▶ _What you need to do_:
Locate and copy all lines bearing the word "text".

▶ _Material provided_:
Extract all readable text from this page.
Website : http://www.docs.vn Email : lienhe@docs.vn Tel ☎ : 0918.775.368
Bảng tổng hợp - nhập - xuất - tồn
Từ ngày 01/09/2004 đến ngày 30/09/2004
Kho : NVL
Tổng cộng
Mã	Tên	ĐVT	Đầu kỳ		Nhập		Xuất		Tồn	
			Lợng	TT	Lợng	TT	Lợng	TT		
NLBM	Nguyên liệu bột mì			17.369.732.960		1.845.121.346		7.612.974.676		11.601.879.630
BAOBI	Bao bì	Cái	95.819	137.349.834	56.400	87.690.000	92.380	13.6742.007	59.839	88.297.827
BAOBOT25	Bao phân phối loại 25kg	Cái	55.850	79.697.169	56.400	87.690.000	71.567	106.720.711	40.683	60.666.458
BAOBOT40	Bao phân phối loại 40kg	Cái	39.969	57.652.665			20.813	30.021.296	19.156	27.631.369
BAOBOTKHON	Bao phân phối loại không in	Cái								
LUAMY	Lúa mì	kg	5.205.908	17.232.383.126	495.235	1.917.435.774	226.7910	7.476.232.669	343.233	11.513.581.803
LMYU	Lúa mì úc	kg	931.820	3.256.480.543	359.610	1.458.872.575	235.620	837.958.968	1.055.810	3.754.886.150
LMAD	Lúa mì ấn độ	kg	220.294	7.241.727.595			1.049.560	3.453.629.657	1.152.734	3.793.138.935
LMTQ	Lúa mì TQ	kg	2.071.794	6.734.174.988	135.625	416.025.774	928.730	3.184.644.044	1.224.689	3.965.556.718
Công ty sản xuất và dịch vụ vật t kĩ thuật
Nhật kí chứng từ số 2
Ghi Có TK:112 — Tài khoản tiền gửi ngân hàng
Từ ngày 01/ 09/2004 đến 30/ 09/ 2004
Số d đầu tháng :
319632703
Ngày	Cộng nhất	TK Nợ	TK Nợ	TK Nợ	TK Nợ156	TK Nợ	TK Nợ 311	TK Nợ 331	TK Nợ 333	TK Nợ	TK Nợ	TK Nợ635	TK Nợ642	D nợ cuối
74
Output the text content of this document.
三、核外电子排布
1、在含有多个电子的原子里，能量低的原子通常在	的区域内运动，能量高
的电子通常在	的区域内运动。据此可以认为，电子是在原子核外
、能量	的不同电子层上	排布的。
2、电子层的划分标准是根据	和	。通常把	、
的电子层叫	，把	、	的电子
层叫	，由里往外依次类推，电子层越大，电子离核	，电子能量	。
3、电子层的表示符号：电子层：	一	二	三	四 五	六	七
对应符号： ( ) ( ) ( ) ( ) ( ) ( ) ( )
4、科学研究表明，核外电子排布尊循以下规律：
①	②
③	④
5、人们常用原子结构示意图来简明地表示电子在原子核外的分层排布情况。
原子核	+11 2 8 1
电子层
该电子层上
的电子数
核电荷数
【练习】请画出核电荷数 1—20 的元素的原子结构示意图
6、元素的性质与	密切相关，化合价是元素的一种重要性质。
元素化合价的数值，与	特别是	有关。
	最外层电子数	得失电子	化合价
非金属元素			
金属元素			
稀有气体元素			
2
...
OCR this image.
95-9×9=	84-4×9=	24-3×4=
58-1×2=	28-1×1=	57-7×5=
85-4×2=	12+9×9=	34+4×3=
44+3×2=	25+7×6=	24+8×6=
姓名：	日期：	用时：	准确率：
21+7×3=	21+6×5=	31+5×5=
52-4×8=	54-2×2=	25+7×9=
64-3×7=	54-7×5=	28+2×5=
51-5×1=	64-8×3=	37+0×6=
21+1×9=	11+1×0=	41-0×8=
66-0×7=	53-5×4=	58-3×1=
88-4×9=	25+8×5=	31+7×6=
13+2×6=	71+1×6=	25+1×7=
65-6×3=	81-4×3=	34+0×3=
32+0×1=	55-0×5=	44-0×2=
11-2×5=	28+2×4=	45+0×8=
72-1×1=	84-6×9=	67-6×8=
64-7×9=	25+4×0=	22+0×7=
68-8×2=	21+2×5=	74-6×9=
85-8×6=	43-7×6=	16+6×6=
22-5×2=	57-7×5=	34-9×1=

▶ _Reply to the exercise_:
Extract all readable text from this page.
Output the text content of this document.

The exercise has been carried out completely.